> **TASK INSTRUCTIONS**:
Look through the listing and locate every line containing the word "Dampfzuführung"; copy those lines.

> **DATA SUPPLIED**:
##############################
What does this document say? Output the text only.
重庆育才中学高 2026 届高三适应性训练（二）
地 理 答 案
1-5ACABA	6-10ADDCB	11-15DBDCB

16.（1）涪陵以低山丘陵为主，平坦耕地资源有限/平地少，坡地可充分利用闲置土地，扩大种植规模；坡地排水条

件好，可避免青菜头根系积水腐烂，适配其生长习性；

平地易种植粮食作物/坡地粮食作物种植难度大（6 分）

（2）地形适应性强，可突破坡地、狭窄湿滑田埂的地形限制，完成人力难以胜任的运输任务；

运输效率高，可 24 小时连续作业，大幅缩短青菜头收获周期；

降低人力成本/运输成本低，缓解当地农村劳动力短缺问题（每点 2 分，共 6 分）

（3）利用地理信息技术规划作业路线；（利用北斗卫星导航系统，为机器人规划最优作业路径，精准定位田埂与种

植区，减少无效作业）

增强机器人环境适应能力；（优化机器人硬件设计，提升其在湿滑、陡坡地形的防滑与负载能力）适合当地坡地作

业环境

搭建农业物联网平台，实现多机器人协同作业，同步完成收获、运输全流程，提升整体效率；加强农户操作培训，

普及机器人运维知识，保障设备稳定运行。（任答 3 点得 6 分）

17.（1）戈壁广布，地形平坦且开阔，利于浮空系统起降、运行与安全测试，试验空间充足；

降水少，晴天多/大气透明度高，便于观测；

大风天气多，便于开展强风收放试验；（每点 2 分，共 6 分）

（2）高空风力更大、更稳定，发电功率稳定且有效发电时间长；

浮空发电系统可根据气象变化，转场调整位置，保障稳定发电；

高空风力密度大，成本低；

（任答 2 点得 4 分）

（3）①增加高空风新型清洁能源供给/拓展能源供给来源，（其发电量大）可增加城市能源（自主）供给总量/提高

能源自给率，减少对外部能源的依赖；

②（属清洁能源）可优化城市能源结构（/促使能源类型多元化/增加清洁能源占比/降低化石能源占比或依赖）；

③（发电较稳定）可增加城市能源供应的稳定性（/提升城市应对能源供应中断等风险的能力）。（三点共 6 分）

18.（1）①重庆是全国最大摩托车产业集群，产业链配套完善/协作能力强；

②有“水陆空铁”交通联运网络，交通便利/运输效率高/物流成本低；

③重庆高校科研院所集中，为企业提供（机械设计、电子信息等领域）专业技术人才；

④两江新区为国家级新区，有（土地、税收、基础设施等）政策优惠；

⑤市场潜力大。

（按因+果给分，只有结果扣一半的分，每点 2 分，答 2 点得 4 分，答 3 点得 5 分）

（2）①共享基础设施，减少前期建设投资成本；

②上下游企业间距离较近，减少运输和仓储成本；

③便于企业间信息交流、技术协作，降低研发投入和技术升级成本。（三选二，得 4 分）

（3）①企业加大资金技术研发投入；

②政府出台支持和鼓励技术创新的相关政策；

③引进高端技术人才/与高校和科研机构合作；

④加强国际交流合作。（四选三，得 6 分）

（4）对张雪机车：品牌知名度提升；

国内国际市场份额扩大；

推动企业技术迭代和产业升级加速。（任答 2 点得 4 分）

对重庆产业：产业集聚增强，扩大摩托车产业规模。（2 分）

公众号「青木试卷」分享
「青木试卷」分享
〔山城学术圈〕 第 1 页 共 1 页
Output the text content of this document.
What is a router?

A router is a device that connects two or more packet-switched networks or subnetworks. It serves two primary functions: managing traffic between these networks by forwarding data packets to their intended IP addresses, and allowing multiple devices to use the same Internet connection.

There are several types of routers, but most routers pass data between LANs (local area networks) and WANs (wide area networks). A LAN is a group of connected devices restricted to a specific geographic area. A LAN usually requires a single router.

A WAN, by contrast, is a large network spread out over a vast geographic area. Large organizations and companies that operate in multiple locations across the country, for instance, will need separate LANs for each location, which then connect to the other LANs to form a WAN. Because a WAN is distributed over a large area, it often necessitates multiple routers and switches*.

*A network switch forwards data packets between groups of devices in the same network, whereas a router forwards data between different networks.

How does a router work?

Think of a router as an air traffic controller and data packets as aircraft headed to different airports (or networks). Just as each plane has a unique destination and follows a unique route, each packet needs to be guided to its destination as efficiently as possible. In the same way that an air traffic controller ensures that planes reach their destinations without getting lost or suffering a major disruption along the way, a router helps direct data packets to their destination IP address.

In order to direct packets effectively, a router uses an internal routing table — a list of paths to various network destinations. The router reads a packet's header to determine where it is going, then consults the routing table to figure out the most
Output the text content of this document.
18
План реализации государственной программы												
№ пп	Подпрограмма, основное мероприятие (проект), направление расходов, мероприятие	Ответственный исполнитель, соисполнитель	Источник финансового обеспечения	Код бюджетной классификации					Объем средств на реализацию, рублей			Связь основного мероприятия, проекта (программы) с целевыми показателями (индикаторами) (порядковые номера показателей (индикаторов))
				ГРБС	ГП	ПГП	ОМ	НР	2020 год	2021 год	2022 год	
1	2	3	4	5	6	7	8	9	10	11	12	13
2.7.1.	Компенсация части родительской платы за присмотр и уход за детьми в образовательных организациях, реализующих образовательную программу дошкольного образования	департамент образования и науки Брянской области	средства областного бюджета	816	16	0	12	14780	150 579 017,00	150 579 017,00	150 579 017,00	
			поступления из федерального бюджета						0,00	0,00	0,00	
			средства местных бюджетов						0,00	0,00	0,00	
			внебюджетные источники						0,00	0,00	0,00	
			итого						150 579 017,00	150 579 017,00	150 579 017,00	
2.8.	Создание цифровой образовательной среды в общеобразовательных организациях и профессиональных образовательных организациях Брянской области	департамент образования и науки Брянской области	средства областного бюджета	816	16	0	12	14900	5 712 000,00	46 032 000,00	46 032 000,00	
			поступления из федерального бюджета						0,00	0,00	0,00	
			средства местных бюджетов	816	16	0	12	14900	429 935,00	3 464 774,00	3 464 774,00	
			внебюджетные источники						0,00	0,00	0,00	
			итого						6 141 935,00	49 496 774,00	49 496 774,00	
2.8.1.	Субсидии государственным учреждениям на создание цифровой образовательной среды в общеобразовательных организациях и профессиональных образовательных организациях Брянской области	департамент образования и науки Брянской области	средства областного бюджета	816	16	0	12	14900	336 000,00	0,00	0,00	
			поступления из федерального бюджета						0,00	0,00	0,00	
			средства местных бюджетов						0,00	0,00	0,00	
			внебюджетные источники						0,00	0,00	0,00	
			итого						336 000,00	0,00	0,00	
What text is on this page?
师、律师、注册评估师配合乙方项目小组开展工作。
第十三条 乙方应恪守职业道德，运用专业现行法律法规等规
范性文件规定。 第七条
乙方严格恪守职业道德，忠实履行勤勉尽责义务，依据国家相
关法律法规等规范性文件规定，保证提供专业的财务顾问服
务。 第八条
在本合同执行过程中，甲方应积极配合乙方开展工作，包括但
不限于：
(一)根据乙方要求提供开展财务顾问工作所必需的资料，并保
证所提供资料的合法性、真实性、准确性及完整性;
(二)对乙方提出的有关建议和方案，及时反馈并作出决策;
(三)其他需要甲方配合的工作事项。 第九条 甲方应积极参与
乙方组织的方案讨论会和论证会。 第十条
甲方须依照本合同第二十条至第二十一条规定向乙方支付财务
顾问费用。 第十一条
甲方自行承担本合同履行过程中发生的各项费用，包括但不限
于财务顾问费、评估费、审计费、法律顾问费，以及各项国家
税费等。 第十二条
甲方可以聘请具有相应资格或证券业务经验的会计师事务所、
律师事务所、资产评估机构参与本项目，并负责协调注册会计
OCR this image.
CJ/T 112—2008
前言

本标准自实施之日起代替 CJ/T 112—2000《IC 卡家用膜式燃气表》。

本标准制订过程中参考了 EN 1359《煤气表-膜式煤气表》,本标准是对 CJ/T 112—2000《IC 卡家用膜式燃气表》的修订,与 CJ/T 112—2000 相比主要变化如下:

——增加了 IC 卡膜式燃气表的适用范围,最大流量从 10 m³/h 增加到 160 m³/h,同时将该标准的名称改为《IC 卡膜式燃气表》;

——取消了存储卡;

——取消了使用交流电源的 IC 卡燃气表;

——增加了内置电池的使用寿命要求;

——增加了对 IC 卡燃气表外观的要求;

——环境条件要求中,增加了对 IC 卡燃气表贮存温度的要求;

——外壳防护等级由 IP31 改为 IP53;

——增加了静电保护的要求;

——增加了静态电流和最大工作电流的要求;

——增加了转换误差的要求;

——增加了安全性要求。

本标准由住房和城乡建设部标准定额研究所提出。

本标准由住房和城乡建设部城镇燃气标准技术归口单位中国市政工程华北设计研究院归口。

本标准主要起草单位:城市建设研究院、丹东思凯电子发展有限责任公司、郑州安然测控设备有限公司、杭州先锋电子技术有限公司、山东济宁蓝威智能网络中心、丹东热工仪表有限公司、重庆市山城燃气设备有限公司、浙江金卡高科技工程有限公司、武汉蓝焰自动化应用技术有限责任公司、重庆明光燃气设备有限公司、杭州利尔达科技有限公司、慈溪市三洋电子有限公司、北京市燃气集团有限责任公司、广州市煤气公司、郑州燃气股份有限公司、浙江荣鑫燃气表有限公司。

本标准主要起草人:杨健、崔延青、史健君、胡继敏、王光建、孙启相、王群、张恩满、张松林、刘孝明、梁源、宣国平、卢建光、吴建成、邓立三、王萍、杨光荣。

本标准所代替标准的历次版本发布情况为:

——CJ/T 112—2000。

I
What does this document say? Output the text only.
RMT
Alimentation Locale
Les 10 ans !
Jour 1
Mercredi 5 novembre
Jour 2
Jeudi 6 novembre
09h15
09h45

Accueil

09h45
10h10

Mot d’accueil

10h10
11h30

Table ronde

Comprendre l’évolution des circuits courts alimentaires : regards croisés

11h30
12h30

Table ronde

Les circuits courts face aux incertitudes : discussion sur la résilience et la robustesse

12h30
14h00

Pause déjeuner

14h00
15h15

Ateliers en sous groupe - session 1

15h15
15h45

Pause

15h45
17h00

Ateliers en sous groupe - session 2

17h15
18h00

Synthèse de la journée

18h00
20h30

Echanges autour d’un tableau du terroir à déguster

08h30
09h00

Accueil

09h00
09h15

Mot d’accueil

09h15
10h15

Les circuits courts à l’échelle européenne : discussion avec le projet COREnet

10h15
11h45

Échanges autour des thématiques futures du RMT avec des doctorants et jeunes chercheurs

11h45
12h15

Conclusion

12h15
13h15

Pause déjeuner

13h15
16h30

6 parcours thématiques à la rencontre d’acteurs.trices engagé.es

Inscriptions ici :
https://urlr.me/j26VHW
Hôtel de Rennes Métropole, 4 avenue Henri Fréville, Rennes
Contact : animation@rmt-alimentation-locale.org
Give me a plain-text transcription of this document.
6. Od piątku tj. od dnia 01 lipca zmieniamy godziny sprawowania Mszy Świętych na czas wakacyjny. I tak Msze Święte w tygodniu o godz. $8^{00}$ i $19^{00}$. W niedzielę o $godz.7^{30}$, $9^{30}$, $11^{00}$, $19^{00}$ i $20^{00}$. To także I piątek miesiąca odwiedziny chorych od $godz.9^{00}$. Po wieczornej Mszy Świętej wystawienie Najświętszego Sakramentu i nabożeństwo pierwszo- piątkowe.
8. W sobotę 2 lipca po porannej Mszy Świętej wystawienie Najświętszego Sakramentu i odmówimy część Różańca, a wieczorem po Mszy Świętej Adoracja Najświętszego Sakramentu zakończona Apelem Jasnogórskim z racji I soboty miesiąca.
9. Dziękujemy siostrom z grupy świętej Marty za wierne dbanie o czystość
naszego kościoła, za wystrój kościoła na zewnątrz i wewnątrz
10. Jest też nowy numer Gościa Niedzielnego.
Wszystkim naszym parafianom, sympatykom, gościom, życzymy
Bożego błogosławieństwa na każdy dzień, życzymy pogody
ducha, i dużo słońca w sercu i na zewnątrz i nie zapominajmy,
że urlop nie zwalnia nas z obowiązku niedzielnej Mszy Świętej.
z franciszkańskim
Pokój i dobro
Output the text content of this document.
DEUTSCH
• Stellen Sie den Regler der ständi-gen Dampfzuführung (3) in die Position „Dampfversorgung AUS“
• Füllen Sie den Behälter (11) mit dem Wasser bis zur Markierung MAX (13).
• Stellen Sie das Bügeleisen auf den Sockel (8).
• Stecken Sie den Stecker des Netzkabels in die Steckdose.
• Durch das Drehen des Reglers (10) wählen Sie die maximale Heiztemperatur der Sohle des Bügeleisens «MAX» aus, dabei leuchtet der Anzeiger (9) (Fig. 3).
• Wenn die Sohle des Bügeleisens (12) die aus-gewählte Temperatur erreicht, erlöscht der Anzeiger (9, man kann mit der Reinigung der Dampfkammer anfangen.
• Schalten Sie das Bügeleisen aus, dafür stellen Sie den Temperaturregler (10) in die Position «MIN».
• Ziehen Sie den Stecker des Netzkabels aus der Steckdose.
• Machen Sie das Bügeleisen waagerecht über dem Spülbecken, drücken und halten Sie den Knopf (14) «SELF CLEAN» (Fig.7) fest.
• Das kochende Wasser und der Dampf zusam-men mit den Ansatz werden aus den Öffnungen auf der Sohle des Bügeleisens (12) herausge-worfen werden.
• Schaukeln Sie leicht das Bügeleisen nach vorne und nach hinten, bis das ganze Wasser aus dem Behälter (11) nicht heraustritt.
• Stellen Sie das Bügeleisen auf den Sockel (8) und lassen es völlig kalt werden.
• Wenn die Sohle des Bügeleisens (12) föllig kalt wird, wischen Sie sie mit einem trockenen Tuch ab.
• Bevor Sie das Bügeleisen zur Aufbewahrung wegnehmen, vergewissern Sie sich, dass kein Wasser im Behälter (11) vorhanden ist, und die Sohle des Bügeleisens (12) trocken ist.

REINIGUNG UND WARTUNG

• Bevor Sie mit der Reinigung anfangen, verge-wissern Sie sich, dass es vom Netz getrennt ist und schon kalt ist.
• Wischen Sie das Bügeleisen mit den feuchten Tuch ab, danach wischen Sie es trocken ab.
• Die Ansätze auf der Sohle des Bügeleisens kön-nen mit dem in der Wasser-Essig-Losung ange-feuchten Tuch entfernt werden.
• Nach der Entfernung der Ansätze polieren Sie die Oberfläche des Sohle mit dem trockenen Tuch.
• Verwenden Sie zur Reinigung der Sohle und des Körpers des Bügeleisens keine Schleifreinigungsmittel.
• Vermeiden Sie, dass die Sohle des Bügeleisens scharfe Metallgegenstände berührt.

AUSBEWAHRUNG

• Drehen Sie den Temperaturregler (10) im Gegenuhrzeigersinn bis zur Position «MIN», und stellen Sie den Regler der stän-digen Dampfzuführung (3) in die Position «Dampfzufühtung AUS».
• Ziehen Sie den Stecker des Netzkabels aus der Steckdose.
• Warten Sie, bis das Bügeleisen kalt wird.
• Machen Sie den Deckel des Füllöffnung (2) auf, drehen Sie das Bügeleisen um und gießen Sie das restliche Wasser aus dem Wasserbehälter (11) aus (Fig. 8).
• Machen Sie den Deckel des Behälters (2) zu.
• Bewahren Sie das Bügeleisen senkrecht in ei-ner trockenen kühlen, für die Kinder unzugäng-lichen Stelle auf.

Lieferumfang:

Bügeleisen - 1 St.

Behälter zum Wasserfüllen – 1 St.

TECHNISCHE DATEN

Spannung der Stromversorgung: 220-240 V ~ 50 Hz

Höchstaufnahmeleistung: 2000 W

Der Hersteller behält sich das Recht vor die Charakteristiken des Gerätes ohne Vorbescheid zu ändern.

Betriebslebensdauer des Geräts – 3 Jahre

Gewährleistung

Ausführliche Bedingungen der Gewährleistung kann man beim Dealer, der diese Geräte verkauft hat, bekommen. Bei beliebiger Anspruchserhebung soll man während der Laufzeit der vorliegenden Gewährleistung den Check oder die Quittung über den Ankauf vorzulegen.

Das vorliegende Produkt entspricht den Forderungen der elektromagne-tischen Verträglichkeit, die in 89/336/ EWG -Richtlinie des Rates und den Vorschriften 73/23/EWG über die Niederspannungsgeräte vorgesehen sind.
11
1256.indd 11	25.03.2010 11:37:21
##############################
> **THE ANSWER**:
• Stellen Sie den Regler der ständi-gen Dampfzuführung (3) in die Position „Dampfversorgung AUS“
• Drehen Sie den Temperaturregler (10) im Gegenuhrzeigersinn bis zur Position «MIN», und stellen Sie den Regler der stän-digen Dampfzuführung (3) in die Position «Dampfzufühtung AUS».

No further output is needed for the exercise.